• _EXERCISE TASK_: Tally up the lines carrying the string "대한민국" and respond with only the resulting number.

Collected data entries
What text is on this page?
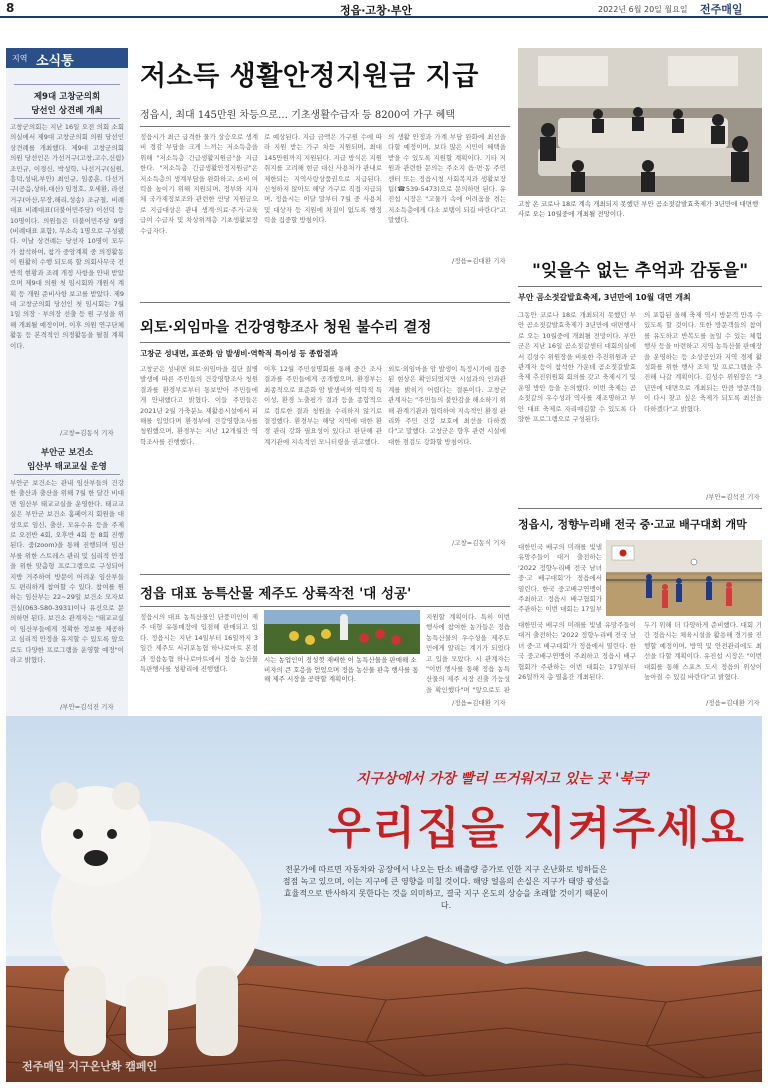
8	정읍·고창·부안	2022년 6월 20일 월요일 전주매일
지역 소식통
제9대 고창군의회
당선인 상견례 개최
고창군의회는 지난 16일 오전 의회 소회의실에서 제9대 고창군의회 의원 당선인 상견례를 개최했다. 제9대 고창군의회 의원 당선인은 가선거구(고창,고수,신림) 조민규, 이경신, 박성학, 나선거구(심원,흥덕,성내,부안) 최인규, 임종훈, 다선거구(공음,상하,대산) 임정호, 오세환, 라선거구(아산,무장,해리,성송) 조규철, 비례대표 비례대표(더불어민주당) 이선덕 등 10명이다. 의원들은 더불어민주당 9명(비례대표 포함), 무소속 1명으로 구성됐다. 이날 상견례는 당선자 10명이 모두가 참석하여, 참가 중앙계획 중 의정활동이 원활히 수행 되도록 할 의회사무국 전반적 현황과 조례 개정 사항을 안내 받았으며 제9대 의원 첫 임시회와 개원식 계획 등 개원 준비사항 보고를 받았다. 제9대 고창군의회 당선인 첫 임시회는 7월 1일 의장 · 부의장 선출 등 원 구성을 위해 개최될 예정이며, 이후 의원 연구단체 활동 등 본격적인 의정활동을 펼칠 계획이다.
/고창=김동식 기자
부안군 보건소
임산부 태교교실 운영
부안군 보건소는 관내 임산부들의 건강한 출산과 출산을 위해 7월 한 달간 비대면 임산부 태교교실을 운영한다. 태교교실은 부안군 보건소 홈페이지 회원을 대상으로 임신, 출산, 모유수유 등을 주제로 오전반 4회, 오후반 4회 등 8회 진행된다. 줌(zoom)을 통해 진행되며 임산부를 위한 스트레스 관리 및 심리적 안정을 위한 맞춤형 프로그램으로 구성되어 지방 거주하여 방문이 어려운 임산부들도 편리하게 참여할 수 있다. 참여를 원하는 임산부는 22~29일 보건소 모자보건실(063-580-3931)이나 유선으로 문의하면 된다. 보건소 관계자는 "태교교실이 임산부들에게 정확한 정보를 제공하고 심리적 안정을 유지할 수 있도록 앞으로도 다양한 프로그램을 운영할 예정"이라고 밝혔다.
/부안=김석진 기자
저소득 생활안정지원금 지급
정읍시, 최대 145만원 차등으로… 기초생활수급자 등 8200여 가구 혜택
정읍시가 최근 급격한 물가 상승으로 생계비 경감 부담을 크게 느끼는 저소득층을 위해 "저소득층 긴급생활지원금"을 지급한다. "저소득층 긴급생활안정지원금"은 저소득층의 생계부담을 완화하고, 소비 여력을 높이기 위해 지원되며, 정부와 지자체 국가재정보조와 관련한 인당 지원금으로 지급대상은 관내 생계·의료·주거·교육 급여 수급자 및 차상위계층 기초생활보장 수급자다.
로 예상된다. 지급 금액은 가구원 수에 따라 지원 받는 가구 차등 지원되며, 최대 145만원까지 지원된다. 지급 방식은 지원 취지를 고려해 현금 대신 사용처가 관내로 제한되는 지역사랑상품권으로 지급된다. 신청하지 않아도 해당 가구로 직접 지급되며, 정읍시는 이달 말부터 7월 중 사용처 및 대상자 등 지원에 차질이 없도록 행정력을 집중할 방침이다.
의 생활 안정과 가계 부담 완화에 최선을 다할 예정이며, 보다 많은 시민이 혜택을 받을 수 있도록 지원할 계획이다. 기타 지원과 관련한 문의는 주소지 읍·면·동 주민센터 또는 정읍시청 사회복지과 생활보장팀(☎539-5473)으로 문의하면 된다. 유진섭 시장은 "고물가 속에 어려움을 겪는 저소득층에게 다소 보탬이 되길 바란다"고 말했다.
/정읍=김대환 기자
고창 온 코로나 18로 계속 개최되지 못했던 부안 곰소젓갈발효축제가 3년만에 대면행사로 오는 10월중에 개최될 전망이다.
"잊을수 없는 추억과 감동을"
부안 곰소젓갈발효축제, 3년만에 10월 대면 개최
그동안 코로나 18로 개최되지 못했던 부안 곰소젓갈발효축제가 3년만에 대면행사로 오는 10월중에 개최될 전망이다. 부안군은 지난 16일 곰소젓갈센터 대회의실에서 김성수 위원장을 비롯한 추진위원과 군 관계자 등이 참석한 가운데 곰소젓갈발효축제 추진위원회 회의를 갖고 축제시기 및 운영 방안 등을 논의했다. 이번 축제는 곰소젓갈의 우수성과 역사를 재조명하고 부안 대표 축제로 자리매김할 수 있도록 다양한 프로그램으로 구성된다.
의 포함된 올해 축제 역시 방문객 만족 수 있도록 할 것이다. 또한 방문객들의 참여를 유도하고 반복도를 높일 수 있는 체험행사 등을 마련하고 지역 농특산물 판매장을 운영하는 등 소상공인과 지역 경제 활성화를 위한 행사 조치 및 프로그램을 추진해 나갈 계획이다. 김성수 위원장은 "3년만에 대면으로 개최되는 만큼 방문객들이 다시 찾고 싶은 축제가 되도록 최선을 다하겠다"고 밝혔다.
/부안=김석진 기자
외토·외임마을 건강영향조사 청원 불수리 결정
고창군 성내면, 표준화 암 발생비·역학적 특이성 등 종합결과
고창군은 성내면 외토·외임마을 집단 질병 발생에 따른 주민들의 건강영향조사 청원 결과를 환경부로부터 통보받아 주민들에게 안내했다고 밝혔다. 이들 주민들은 2021년 2월 가축분뇨 재활용시설에서 피해를 입었다며 환경부에 건강영향조사를 청원했으며, 환경부는 지난 12개월간 역학조사를 진행했다.
이후 12월 주민설명회를 통해 중간 조사결과를 주민들에게 공개했으며, 환경부는 최종적으로 표준화 암 발생비와 역학적 특이성, 환경 노출평가 결과 등을 종합적으로 검토한 결과 청원을 수리하지 않기로 결정했다. 환경부는 해당 지역에 대한 환경 관리 강화 필요성이 있다고 판단해 관계기관에 지속적인 모니터링을 권고했다.
외토·외임마을 암 발생이 특정시기에 집중된 현상은 확인되었지만 시설과의 인과관계를 밝히기 어렵다는 결론이다. 고창군 관계자는 "주민들의 불안감을 해소하기 위해 관계기관과 협력하여 지속적인 환경 관리와 주민 건강 보호에 최선을 다하겠다"고 말했다. 고창군은 향후 관련 시설에 대한 점검도 강화할 방침이다.
/고창=김동식 기자
정읍시, 정향누리배 전국 중·고교 배구대회 개막
대한민국 배구의 미래를 빛낼 유망주들이 대거 출전하는 '2022 정향누리배 전국 남녀 중·고 배구대회'가 정읍에서 열린다. 한국 중고배구연맹이 주최하고 정읍시 배구협회가 주관하는 이번 대회는 17일부
대한민국 배구의 미래를 빛낼 유망주들이 대거 출전하는 '2022 정향누리배 전국 남녀 중·고 배구대회'가 정읍에서 열린다. 한국 중고배구연맹이 주최하고 정읍시 배구협회가 주관하는 이번 대회는 17일부터 26일까지 총 열흘간 개최된다.
두기 위해 더 다양하게 준비했다. 대회 기간 정읍시는 체육시설을 활용해 경기를 진행할 예정이며, 방역 및 안전관리에도 최선을 다할 계획이다. 유진섭 시장은 "이번 대회를 통해 스포츠 도시 정읍의 위상이 높아질 수 있길 바란다"고 밝혔다.
/정읍=김대환 기자
정읍 대표 농특산물 제주도 상륙작전 '대 성공'
정읍시의 대표 농특산물인 단풍미인이 제주 대형 유통매장에 입점해 판매되고 있다. 정읍시는 지난 14일부터 16일까지 3일간 제주도 서귀포농협 하나로마트 본점과 정읍농협 하나로마트에서 정읍 농산물 특판행사를 성황리에 진행했다.
시는 농업인이 정성껏 재배한 이 농특산물을 판매해 소비자의 큰 호응을 얻었으며 정읍 농산물 판촉 행사를 통해 제주 시장을 공략할 계획이다.
지원할 계획이다. 특히 이번 행사에 참여한 농가들은 정읍 농특산물의 우수성을 제주도민에게 알리는 계기가 되었다고 입을 모았다. 시 관계자는 "이번 행사를 통해 정읍 농특산물의 제주 시장 진출 가능성을 확인했다"며 "앞으로도 판
/정읍=김대환 기자
지구상에서 가장 빨리 뜨거워지고 있는 곳 '북극'
우리집을 지켜주세요
전문가에 따르면 자동차와 공장에서 나오는 탄소 배출량 증가로 인한 지구 온난화로 빙하들은 점점 녹고 있으며, 이는 지구에 큰 영향을 미칠 것이다. 해양 얼음의 손실은 지구가 태양 광선을 효율적으로 반사하지 못한다는 것을 의미하고, 결국 지구 온도의 상승을 초래할 것이기 때문이다.
전주매일 지구온난화 캠페인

• _SOLUTION TO THIS TASK_: 2